▶ PROBLEM TO WORK ON: Your answer should be a single number: the count of lines holding the word "biochemistry".
--------------------------------
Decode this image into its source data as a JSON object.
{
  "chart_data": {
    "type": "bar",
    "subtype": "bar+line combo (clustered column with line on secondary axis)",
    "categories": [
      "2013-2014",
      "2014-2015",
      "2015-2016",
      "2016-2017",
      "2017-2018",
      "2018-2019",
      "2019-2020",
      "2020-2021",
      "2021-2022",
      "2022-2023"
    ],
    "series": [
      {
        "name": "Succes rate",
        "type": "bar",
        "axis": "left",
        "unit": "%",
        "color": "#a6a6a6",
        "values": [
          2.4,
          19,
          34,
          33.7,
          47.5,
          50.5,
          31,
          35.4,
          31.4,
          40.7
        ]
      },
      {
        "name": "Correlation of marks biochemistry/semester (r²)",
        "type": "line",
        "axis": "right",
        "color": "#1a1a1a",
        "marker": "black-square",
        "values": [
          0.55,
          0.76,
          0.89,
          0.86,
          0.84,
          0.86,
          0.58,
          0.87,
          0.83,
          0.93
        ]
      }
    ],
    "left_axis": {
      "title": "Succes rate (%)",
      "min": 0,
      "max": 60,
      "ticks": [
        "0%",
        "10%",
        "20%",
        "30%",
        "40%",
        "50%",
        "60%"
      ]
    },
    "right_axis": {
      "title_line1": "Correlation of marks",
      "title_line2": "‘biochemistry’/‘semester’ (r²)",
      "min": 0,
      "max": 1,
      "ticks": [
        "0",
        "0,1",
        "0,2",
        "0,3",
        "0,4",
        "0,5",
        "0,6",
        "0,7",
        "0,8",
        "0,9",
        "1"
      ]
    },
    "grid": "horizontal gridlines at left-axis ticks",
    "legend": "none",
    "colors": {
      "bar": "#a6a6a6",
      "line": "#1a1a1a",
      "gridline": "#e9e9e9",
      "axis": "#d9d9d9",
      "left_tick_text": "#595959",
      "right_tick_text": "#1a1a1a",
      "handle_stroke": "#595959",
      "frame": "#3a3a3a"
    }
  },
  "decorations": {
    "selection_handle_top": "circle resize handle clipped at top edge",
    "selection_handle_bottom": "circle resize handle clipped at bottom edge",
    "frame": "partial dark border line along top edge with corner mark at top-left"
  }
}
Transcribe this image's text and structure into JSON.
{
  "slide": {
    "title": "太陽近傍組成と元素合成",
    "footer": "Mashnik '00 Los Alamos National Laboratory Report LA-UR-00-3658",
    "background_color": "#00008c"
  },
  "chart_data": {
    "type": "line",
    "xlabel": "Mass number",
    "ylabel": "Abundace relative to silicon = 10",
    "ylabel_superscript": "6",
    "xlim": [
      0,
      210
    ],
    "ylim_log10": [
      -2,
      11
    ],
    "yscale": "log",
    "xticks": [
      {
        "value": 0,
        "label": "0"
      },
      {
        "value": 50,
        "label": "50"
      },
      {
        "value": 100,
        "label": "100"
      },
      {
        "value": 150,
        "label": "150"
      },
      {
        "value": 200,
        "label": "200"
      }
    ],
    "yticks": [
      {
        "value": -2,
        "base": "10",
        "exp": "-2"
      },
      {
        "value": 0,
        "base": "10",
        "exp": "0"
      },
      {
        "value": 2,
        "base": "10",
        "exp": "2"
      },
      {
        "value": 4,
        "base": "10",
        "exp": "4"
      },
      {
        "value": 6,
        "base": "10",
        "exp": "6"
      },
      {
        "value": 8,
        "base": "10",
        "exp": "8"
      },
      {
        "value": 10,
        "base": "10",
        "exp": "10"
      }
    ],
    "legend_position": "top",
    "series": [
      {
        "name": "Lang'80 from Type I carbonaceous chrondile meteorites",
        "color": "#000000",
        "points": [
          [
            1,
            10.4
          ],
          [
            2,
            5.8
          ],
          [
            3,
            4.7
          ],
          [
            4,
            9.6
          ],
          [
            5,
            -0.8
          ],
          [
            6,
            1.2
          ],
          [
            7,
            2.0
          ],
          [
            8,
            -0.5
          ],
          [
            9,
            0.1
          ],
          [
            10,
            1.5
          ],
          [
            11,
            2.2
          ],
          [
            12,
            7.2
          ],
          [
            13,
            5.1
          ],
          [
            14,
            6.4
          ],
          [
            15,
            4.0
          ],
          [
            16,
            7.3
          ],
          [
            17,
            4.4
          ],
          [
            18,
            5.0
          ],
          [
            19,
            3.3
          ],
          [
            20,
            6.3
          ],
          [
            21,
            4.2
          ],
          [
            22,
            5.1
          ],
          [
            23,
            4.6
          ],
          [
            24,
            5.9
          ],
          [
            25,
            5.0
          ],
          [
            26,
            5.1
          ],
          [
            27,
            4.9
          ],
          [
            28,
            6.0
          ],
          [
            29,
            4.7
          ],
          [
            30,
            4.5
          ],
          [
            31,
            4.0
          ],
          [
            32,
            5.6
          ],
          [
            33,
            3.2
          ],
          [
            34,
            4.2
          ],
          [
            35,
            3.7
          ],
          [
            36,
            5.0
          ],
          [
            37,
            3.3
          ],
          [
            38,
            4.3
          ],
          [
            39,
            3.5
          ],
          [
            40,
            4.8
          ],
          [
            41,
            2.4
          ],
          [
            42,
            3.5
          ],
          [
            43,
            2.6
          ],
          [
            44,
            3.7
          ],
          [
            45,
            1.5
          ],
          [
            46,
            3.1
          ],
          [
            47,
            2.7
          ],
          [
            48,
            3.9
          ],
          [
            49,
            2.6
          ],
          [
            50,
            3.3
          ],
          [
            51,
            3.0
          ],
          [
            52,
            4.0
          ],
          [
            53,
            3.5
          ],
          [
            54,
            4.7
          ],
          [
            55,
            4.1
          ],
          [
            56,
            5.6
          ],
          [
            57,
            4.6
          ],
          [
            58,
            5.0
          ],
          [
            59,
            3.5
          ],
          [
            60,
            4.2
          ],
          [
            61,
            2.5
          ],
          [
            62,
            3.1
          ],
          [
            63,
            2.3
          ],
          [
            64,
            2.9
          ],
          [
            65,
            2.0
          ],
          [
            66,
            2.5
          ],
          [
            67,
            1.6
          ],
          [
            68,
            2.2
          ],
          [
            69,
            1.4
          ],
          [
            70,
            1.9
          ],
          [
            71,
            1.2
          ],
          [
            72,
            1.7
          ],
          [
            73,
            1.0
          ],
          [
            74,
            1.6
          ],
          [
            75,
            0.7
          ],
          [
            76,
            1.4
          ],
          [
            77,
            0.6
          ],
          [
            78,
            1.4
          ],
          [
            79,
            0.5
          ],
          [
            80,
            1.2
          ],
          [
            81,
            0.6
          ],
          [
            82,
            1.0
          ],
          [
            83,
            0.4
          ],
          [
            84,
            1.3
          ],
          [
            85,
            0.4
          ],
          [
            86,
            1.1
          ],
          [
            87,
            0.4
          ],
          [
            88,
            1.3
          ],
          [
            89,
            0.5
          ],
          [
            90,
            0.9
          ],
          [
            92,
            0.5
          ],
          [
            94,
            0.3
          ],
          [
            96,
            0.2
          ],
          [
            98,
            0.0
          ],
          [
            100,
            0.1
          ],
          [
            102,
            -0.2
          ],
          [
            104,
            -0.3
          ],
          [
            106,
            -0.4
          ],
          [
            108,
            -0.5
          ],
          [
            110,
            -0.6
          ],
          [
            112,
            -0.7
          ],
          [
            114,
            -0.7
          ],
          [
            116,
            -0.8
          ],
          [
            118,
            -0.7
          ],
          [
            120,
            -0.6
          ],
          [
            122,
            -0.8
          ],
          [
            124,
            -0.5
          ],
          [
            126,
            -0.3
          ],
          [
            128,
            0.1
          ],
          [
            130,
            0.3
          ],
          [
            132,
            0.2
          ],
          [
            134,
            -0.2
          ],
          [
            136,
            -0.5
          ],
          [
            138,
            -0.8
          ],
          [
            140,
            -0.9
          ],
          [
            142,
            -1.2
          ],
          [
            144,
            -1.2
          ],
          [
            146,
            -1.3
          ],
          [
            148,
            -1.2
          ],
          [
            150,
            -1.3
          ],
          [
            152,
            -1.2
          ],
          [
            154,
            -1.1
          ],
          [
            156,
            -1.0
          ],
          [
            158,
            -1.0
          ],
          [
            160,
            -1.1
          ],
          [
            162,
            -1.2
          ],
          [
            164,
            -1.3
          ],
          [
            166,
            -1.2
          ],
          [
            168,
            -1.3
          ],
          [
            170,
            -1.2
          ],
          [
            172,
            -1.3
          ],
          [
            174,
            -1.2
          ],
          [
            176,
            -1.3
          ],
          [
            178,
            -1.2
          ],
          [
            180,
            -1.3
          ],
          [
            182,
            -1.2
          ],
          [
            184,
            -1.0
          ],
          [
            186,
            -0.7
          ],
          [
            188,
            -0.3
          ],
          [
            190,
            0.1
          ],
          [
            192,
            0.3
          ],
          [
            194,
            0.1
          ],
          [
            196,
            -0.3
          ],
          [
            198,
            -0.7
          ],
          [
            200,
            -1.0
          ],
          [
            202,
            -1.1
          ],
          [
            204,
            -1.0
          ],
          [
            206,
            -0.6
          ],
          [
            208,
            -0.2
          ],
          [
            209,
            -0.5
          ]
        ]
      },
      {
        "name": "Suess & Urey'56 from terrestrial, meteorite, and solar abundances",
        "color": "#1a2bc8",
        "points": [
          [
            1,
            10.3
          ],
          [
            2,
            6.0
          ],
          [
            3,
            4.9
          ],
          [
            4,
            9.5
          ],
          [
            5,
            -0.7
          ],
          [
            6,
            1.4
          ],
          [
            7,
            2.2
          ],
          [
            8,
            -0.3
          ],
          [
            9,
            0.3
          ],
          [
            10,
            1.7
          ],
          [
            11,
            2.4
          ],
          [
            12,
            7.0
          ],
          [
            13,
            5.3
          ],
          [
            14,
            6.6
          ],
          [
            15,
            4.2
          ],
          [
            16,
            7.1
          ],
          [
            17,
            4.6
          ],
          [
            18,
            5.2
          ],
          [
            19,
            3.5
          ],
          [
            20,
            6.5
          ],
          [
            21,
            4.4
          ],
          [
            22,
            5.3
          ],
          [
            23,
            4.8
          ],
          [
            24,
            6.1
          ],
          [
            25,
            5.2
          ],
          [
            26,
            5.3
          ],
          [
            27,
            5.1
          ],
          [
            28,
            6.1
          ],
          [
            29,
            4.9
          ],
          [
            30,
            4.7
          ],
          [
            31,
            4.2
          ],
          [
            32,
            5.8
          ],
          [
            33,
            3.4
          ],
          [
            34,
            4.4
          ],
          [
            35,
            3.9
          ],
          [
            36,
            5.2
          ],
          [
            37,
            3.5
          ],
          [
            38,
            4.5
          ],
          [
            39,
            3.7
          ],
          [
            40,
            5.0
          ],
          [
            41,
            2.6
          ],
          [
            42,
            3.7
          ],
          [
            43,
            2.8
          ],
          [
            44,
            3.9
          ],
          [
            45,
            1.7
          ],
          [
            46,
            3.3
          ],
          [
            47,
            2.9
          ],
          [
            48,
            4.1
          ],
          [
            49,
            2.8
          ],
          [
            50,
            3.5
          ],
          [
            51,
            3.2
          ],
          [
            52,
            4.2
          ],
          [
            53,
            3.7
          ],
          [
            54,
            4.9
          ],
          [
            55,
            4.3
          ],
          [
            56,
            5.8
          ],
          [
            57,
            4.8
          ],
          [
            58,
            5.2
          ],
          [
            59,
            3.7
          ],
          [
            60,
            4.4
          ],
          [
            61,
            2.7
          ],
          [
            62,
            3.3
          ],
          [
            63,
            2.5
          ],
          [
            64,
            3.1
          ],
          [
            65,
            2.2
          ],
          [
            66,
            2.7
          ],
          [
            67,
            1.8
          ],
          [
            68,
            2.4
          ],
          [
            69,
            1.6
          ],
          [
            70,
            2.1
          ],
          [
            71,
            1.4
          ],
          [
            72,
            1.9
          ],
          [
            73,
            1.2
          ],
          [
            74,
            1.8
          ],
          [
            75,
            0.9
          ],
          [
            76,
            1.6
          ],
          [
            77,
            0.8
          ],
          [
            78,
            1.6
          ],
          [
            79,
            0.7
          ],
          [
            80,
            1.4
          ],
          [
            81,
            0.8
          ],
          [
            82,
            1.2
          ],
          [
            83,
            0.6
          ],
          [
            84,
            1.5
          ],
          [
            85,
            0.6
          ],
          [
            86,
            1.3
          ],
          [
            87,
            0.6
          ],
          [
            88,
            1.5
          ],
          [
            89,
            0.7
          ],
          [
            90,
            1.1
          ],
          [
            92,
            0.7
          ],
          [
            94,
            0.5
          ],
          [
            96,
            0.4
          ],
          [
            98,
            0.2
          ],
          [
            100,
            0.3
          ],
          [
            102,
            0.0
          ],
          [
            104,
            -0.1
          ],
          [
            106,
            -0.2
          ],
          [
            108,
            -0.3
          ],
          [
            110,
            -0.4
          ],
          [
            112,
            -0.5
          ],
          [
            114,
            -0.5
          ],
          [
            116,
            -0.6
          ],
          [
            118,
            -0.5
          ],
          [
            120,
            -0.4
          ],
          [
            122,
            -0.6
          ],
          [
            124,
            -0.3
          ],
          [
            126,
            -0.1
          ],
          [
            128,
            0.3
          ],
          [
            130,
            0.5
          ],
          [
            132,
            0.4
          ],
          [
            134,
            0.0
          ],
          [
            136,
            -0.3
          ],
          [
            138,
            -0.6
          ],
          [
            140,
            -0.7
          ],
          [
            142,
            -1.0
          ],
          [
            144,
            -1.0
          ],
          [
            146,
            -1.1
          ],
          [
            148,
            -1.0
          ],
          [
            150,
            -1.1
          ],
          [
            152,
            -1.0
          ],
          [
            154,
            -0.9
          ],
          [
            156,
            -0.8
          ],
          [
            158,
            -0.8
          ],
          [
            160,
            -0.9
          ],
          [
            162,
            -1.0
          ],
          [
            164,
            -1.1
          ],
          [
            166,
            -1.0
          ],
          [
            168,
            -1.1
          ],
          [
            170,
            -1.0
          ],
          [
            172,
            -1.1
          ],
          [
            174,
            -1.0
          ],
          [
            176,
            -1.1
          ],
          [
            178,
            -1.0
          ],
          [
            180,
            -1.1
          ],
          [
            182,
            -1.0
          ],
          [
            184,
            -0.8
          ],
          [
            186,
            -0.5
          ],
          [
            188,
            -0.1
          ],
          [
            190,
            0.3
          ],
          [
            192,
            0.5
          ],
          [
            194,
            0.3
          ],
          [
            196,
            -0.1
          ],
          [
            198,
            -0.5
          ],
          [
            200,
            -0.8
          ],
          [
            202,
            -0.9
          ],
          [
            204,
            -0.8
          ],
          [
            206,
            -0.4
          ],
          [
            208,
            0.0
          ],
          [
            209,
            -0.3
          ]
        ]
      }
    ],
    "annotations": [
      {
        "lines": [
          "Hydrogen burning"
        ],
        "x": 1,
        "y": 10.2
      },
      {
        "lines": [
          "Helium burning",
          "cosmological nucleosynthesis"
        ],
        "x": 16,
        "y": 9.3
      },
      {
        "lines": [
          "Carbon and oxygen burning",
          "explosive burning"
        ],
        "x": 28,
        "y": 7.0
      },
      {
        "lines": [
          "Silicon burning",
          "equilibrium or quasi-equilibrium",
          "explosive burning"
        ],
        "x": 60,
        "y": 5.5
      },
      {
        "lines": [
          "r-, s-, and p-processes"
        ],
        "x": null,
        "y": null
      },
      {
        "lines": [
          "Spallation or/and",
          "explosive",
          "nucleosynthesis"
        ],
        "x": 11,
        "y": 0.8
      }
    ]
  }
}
--------------------------------
▶ RESPONSE TO THE TASK: 2